• _THE RECORDS_
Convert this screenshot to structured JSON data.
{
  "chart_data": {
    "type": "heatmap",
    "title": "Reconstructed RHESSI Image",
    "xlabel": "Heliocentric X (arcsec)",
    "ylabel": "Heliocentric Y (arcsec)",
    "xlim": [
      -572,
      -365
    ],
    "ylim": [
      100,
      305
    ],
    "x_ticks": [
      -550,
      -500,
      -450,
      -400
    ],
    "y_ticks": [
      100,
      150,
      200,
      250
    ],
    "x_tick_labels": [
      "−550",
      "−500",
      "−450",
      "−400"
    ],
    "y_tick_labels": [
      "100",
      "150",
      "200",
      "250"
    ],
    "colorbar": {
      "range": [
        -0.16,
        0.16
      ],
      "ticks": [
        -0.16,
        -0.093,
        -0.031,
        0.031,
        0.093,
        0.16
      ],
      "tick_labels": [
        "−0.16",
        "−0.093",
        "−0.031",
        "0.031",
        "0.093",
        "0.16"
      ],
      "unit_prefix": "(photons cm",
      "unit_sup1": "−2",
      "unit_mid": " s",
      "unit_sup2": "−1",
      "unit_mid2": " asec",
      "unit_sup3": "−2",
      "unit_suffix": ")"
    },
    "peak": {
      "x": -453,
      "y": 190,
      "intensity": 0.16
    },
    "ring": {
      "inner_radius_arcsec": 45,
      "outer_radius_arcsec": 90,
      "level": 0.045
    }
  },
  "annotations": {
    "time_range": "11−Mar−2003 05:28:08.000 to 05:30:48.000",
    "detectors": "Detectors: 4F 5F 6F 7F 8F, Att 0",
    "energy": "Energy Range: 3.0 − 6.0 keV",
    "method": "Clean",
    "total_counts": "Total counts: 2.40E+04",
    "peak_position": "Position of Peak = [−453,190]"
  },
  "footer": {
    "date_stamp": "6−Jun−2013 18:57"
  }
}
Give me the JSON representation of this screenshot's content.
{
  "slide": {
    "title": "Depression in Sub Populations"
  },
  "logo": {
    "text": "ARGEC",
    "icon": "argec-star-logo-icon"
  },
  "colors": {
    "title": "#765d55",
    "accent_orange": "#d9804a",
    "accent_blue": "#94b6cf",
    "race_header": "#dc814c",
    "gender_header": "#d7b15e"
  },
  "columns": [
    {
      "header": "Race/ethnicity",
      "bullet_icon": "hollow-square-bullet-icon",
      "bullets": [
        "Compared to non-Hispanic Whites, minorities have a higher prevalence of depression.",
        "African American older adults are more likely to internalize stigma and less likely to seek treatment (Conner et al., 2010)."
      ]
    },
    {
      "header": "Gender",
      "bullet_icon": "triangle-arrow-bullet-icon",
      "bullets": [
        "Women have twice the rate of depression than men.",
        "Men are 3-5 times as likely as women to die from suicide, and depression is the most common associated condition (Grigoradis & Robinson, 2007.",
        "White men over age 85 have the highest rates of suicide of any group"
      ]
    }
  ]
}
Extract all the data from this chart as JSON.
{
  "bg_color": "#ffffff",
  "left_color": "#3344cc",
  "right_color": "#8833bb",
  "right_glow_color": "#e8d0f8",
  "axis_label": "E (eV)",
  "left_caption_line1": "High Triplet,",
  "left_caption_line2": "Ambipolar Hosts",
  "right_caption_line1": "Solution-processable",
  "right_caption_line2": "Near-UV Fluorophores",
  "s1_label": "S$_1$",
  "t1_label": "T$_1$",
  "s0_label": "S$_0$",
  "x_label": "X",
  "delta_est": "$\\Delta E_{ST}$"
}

• _EXERCISE INSTRUCTIONS_
Select every line where the word "likely" occurs.

• _RIGHT ANSWER_
        "African American older adults are more likely to internalize stigma and less likely to seek treatment (Conner et al., 2010)."
        "Men are 3-5 times as likely as women to die from suicide, and depression is the most common associated condition (Grigoradis & Robinson, 2007.",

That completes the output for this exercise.